# What the task asks
Can you restate the records below word for word?
=== Material for this task ===
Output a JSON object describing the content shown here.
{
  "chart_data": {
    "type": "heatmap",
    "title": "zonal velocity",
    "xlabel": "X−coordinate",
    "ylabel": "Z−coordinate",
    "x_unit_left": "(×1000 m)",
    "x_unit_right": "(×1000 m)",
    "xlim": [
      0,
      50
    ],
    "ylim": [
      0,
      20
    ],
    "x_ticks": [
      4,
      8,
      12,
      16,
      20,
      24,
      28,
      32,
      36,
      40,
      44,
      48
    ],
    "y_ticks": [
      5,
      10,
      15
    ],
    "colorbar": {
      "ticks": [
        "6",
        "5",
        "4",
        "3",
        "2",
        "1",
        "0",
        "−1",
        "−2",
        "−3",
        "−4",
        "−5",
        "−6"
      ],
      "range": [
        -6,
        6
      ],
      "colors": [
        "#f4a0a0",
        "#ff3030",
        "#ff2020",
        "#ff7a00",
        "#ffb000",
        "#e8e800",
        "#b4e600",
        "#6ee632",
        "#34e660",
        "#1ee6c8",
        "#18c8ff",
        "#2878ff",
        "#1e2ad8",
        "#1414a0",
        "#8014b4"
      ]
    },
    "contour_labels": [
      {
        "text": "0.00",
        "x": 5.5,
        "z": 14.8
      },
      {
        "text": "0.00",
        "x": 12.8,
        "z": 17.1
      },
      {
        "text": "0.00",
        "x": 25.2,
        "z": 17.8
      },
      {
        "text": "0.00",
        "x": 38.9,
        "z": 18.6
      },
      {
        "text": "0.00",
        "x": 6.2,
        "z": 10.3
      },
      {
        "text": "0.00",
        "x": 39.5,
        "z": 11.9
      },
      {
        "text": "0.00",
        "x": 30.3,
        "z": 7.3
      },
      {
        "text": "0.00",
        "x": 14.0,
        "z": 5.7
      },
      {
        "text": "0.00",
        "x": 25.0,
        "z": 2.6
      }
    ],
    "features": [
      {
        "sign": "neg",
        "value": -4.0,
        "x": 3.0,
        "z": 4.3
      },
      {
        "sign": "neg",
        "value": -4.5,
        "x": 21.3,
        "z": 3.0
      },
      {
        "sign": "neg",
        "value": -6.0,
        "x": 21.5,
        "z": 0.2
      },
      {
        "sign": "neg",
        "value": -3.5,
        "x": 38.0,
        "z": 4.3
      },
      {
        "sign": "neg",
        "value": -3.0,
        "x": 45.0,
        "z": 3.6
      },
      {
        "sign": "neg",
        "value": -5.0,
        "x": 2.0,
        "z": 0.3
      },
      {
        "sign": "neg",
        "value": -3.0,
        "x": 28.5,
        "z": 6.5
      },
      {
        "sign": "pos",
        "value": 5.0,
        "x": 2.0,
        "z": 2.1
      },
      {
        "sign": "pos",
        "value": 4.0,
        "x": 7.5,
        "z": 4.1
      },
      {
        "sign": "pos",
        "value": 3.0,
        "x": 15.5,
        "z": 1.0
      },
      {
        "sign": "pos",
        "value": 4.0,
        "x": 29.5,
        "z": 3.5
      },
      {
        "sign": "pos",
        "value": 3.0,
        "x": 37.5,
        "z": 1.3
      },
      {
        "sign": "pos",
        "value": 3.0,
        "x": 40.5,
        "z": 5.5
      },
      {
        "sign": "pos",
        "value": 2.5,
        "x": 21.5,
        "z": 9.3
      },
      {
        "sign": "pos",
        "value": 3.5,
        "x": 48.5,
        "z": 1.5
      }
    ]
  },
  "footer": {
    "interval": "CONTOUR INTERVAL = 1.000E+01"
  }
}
===
# Full output
Output a JSON object describing the content shown here.
{
  "chart_data": {
    "type": "heatmap",
    "title": "zonal velocity",
    "xlabel": "X−coordinate",
    "ylabel": "Z−coordinate",
    "x_unit_left": "(×1000 m)",
    "x_unit_right": "(×1000 m)",
    "xlim": [
      0,
      50
    ],
    "ylim": [
      0,
      20
    ],
    "x_ticks": [
      4,
      8,
      12,
      16,
      20,
      24,
      28,
      32,
      36,
      40,
      44,
      48
    ],
    "y_ticks": [
      5,
      10,
      15
    ],
    "colorbar": {
      "ticks": [
        "6",
        "5",
        "4",
        "3",
        "2",
        "1",
        "0",
        "−1",
        "−2",
        "−3",
        "−4",
        "−5",
        "−6"
      ],
      "range": [
        -6,
        6
      ],
      "colors": [
        "#f4a0a0",
        "#ff3030",
        "#ff2020",
        "#ff7a00",
        "#ffb000",
        "#e8e800",
        "#b4e600",
        "#6ee632",
        "#34e660",
        "#1ee6c8",
        "#18c8ff",
        "#2878ff",
        "#1e2ad8",
        "#1414a0",
        "#8014b4"
      ]
    },
    "contour_labels": [
      {
        "text": "0.00",
        "x": 5.5,
        "z": 14.8
      },
      {
        "text": "0.00",
        "x": 12.8,
        "z": 17.1
      },
      {
        "text": "0.00",
        "x": 25.2,
        "z": 17.8
      },
      {
        "text": "0.00",
        "x": 38.9,
        "z": 18.6
      },
      {
        "text": "0.00",
        "x": 6.2,
        "z": 10.3
      },
      {
        "text": "0.00",
        "x": 39.5,
        "z": 11.9
      },
      {
        "text": "0.00",
        "x": 30.3,
        "z": 7.3
      },
      {
        "text": "0.00",
        "x": 14.0,
        "z": 5.7
      },
      {
        "text": "0.00",
        "x": 25.0,
        "z": 2.6
      }
    ],
    "features": [
      {
        "sign": "neg",
        "value": -4.0,
        "x": 3.0,
        "z": 4.3
      },
      {
        "sign": "neg",
        "value": -4.5,
        "x": 21.3,
        "z": 3.0
      },
      {
        "sign": "neg",
        "value": -6.0,
        "x": 21.5,
        "z": 0.2
      },
      {
        "sign": "neg",
        "value": -3.5,
        "x": 38.0,
        "z": 4.3
      },
      {
        "sign": "neg",
        "value": -3.0,
        "x": 45.0,
        "z": 3.6
      },
      {
        "sign": "neg",
        "value": -5.0,
        "x": 2.0,
        "z": 0.3
      },
      {
        "sign": "neg",
        "value": -3.0,
        "x": 28.5,
        "z": 6.5
      },
      {
        "sign": "pos",
        "value": 5.0,
        "x": 2.0,
        "z": 2.1
      },
      {
        "sign": "pos",
        "value": 4.0,
        "x": 7.5,
        "z": 4.1
      },
      {
        "sign": "pos",
        "value": 3.0,
        "x": 15.5,
        "z": 1.0
      },
      {
        "sign": "pos",
        "value": 4.0,
        "x": 29.5,
        "z": 3.5
      },
      {
        "sign": "pos",
        "value": 3.0,
        "x": 37.5,
        "z": 1.3
      },
      {
        "sign": "pos",
        "value": 3.0,
        "x": 40.5,
        "z": 5.5
      },
      {
        "sign": "pos",
        "value": 2.5,
        "x": 21.5,
        "z": 9.3
      },
      {
        "sign": "pos",
        "value": 3.5,
        "x": 48.5,
        "z": 1.5
      }
    ]
  },
  "footer": {
    "interval": "CONTOUR INTERVAL = 1.000E+01"
  }
}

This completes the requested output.